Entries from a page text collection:
---

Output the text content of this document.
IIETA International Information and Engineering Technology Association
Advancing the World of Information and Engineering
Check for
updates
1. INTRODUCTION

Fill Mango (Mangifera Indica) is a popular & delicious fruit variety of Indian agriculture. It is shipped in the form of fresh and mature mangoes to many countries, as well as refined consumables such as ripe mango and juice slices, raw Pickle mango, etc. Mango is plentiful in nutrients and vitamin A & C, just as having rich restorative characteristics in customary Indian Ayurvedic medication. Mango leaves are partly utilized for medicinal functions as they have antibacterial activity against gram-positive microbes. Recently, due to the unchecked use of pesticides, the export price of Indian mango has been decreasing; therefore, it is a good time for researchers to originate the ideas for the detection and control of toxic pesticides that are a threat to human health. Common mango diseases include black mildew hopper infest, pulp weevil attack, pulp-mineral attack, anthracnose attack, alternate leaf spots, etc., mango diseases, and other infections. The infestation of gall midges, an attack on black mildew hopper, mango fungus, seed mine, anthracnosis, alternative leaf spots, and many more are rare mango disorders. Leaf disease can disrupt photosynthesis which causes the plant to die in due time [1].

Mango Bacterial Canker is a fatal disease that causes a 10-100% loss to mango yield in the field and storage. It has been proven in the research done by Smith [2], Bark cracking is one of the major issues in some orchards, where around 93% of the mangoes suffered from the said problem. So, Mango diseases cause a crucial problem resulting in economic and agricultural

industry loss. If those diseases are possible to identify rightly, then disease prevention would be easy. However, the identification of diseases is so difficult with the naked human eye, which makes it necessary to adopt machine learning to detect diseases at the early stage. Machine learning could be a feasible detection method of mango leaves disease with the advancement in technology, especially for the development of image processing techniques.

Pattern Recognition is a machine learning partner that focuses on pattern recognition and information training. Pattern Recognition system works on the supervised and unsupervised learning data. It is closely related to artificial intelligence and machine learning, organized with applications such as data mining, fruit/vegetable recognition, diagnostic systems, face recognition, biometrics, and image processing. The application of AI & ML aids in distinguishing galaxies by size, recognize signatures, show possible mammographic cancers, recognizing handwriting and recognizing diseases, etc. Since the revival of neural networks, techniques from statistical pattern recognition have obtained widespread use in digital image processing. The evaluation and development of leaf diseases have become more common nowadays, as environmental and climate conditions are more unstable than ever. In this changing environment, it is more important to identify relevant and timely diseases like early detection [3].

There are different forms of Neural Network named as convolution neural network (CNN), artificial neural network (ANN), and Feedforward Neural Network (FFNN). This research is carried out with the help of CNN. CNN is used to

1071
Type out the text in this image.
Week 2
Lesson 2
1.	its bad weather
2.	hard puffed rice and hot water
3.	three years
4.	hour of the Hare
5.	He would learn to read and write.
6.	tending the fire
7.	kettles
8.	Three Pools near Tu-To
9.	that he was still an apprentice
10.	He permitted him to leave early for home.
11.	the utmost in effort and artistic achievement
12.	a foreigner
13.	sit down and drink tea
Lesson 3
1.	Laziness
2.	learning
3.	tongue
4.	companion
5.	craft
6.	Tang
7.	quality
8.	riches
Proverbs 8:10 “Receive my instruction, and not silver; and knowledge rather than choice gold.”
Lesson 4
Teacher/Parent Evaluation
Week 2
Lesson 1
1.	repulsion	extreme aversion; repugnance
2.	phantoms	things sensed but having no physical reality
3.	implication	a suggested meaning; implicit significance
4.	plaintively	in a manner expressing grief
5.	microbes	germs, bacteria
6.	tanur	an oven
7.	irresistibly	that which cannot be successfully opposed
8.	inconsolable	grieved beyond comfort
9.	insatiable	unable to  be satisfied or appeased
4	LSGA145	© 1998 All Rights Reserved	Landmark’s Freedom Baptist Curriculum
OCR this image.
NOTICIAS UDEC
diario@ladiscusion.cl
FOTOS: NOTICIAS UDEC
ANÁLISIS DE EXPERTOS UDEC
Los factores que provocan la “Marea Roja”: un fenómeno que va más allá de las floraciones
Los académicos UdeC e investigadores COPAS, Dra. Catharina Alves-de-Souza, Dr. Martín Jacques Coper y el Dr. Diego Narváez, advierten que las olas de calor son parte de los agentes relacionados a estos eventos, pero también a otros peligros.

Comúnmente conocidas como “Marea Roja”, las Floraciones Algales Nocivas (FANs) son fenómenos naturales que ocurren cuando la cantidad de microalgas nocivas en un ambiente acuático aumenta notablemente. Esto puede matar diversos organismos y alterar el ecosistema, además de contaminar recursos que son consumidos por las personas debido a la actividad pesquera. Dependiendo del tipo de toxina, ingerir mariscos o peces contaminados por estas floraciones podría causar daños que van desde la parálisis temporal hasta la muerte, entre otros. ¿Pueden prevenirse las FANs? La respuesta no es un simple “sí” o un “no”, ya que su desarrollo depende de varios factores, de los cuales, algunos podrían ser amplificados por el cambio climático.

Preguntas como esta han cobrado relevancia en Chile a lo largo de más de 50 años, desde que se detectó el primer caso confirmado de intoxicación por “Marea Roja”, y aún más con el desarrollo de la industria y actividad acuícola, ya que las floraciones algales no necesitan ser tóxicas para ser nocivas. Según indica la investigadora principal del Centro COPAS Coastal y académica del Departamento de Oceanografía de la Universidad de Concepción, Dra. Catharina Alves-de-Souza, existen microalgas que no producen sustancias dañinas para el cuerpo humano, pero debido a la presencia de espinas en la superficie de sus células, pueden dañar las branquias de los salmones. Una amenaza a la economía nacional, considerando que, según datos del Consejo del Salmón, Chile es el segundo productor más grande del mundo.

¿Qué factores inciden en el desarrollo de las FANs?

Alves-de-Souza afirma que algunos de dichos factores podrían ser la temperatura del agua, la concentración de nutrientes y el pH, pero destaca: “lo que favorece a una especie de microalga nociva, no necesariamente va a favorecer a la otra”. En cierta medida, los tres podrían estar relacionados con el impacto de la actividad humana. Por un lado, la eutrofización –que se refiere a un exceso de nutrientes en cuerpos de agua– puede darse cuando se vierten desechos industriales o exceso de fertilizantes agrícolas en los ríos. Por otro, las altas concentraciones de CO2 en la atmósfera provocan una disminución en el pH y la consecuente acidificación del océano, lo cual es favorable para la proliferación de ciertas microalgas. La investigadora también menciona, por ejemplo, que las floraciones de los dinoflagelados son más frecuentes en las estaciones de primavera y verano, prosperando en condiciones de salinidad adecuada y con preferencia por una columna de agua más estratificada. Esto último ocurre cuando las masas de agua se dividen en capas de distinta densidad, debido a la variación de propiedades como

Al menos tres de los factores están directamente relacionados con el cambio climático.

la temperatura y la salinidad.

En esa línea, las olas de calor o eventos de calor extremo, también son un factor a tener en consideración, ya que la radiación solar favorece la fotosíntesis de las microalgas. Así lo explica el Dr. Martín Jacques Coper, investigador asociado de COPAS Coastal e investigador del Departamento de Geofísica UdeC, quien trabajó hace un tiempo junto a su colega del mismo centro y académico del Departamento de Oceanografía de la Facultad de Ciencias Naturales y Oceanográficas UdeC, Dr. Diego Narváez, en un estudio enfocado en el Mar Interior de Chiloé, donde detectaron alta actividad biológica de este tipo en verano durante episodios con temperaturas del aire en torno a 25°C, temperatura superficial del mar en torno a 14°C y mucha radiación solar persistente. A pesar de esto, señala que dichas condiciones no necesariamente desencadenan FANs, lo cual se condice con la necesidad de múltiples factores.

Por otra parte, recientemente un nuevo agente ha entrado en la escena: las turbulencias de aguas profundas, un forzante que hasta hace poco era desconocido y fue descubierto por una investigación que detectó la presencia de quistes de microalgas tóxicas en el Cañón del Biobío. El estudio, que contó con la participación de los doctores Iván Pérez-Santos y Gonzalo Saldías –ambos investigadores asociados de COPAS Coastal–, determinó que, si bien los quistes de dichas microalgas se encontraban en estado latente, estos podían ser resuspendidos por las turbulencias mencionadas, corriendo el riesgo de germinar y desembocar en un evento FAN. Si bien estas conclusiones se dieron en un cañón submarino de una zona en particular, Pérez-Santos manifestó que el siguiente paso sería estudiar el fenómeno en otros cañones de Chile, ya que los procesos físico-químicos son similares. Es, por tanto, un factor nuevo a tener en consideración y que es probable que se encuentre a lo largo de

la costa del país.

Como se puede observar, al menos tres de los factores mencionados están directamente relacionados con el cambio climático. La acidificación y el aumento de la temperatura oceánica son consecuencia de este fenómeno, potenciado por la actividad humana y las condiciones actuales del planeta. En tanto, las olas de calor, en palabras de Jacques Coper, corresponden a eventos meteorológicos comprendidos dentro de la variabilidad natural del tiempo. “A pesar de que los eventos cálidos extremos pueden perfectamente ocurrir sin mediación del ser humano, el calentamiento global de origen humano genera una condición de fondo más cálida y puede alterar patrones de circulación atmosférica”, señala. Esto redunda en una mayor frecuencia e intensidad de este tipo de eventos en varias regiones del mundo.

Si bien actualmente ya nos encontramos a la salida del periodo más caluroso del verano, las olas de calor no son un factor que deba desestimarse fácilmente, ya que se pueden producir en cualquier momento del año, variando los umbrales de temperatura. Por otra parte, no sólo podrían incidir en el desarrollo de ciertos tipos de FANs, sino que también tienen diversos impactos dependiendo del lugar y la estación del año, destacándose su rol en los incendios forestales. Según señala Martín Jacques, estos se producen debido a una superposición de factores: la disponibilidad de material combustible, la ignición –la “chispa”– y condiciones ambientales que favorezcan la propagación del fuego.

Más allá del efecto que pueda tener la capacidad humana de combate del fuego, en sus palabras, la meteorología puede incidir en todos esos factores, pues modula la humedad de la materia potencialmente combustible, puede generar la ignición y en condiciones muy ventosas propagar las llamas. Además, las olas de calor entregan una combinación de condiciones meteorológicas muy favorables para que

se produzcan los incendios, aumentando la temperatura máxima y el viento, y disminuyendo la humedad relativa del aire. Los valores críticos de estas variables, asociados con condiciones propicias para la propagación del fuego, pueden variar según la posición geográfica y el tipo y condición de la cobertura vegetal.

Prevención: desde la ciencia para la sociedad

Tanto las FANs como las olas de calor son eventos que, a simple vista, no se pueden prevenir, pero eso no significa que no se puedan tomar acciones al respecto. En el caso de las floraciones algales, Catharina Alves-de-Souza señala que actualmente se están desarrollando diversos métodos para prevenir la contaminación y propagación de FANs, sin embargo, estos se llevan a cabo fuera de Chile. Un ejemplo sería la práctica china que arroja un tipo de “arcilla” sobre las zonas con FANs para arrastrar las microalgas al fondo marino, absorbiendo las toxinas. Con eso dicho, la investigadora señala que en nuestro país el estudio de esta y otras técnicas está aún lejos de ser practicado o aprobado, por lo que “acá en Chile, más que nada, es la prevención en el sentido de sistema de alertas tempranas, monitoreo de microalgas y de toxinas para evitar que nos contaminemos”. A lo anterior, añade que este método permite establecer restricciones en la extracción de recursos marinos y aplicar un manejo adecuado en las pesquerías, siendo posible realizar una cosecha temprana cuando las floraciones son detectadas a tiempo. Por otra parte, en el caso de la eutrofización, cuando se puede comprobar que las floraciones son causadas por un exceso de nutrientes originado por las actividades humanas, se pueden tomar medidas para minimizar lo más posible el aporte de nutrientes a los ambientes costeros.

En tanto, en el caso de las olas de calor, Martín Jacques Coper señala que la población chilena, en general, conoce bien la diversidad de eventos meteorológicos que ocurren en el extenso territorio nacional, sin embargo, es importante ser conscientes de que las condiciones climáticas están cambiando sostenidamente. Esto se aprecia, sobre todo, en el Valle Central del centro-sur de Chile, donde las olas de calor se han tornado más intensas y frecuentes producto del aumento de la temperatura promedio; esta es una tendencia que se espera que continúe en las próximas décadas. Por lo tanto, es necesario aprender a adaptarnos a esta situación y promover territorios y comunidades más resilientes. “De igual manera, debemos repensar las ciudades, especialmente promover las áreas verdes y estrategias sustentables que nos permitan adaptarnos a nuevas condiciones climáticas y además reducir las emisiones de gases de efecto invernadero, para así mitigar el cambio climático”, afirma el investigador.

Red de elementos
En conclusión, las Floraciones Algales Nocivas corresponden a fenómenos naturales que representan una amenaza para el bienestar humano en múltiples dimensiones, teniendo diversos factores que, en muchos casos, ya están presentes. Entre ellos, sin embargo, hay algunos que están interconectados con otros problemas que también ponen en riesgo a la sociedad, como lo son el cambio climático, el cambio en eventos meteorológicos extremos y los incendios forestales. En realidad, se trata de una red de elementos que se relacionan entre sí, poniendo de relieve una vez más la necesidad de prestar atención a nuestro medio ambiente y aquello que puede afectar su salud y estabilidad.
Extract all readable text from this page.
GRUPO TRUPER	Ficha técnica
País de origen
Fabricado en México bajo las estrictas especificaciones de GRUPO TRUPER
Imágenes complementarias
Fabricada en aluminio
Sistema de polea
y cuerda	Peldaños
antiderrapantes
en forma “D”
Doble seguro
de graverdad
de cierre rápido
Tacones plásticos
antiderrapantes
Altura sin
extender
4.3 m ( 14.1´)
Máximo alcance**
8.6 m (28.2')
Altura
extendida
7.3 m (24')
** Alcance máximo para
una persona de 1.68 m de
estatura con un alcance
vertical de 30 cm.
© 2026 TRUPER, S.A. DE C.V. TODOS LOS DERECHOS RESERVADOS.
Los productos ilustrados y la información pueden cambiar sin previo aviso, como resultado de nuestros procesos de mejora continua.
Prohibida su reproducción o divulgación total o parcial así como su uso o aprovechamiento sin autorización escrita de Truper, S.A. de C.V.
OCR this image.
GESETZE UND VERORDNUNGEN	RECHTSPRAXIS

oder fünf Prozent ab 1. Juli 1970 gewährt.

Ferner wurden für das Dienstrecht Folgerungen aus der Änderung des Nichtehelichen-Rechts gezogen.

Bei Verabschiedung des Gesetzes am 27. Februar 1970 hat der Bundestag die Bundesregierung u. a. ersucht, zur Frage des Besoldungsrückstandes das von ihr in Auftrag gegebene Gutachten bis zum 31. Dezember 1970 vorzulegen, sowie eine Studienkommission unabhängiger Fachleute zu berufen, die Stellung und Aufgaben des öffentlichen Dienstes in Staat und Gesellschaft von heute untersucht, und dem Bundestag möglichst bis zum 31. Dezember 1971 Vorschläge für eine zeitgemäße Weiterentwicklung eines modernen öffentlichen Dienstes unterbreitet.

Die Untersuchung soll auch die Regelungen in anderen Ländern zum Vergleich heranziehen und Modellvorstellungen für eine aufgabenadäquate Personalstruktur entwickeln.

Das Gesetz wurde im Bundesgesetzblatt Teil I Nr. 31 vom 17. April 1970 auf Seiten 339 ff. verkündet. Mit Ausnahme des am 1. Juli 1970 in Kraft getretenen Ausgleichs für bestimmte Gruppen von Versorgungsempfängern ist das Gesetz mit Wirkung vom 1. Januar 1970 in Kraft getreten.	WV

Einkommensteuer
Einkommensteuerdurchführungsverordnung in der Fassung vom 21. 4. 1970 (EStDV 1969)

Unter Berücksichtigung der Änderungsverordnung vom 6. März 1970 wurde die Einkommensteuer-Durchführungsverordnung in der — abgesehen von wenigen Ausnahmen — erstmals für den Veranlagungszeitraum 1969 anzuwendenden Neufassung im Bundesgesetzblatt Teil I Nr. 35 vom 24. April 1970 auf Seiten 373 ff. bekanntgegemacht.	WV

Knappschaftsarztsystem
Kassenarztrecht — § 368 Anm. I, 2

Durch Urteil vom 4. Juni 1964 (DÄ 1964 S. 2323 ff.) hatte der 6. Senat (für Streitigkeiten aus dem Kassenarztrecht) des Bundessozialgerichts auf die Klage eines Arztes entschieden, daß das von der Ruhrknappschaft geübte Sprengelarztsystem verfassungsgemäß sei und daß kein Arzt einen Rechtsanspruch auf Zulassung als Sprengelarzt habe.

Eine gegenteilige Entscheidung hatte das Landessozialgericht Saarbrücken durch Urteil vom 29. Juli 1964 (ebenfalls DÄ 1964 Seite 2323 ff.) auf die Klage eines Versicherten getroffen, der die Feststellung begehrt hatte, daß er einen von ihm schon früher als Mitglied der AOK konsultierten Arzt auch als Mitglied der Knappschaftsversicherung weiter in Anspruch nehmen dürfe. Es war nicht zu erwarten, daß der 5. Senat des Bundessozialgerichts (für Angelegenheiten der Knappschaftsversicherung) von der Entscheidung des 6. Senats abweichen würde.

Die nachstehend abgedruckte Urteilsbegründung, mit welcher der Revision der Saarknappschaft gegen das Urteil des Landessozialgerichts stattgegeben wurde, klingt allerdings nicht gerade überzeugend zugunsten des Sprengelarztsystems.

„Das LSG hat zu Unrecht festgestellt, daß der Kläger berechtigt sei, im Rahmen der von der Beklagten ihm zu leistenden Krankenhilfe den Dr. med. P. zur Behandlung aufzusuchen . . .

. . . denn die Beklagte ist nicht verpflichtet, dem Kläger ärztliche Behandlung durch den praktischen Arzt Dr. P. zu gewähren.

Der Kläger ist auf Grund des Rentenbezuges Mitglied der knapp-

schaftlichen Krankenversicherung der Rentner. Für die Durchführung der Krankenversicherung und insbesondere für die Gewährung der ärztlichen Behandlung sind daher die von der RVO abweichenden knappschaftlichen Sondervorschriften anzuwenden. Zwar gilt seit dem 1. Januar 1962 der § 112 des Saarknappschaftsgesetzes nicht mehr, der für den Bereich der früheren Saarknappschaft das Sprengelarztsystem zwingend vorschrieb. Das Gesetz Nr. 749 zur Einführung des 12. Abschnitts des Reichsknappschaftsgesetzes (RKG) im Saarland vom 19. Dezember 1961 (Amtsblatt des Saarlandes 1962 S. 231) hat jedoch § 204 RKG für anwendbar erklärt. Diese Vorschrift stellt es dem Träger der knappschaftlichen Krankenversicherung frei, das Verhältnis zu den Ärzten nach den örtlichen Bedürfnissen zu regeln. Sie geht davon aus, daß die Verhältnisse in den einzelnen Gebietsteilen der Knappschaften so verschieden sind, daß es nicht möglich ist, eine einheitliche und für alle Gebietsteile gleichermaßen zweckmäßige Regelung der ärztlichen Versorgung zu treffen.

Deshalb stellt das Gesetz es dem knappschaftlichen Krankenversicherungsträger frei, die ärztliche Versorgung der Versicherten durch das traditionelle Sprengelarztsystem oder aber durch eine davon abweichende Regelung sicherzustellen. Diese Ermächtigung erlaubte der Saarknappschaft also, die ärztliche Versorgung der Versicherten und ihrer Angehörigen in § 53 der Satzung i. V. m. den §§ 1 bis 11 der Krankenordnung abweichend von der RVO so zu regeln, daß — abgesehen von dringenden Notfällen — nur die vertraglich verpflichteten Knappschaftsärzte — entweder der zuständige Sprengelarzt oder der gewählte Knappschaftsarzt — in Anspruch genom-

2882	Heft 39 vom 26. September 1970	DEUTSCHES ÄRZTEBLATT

---

Within the entries, find each line holding the string "Engineering". Reply with how many there are, as a number alone.

2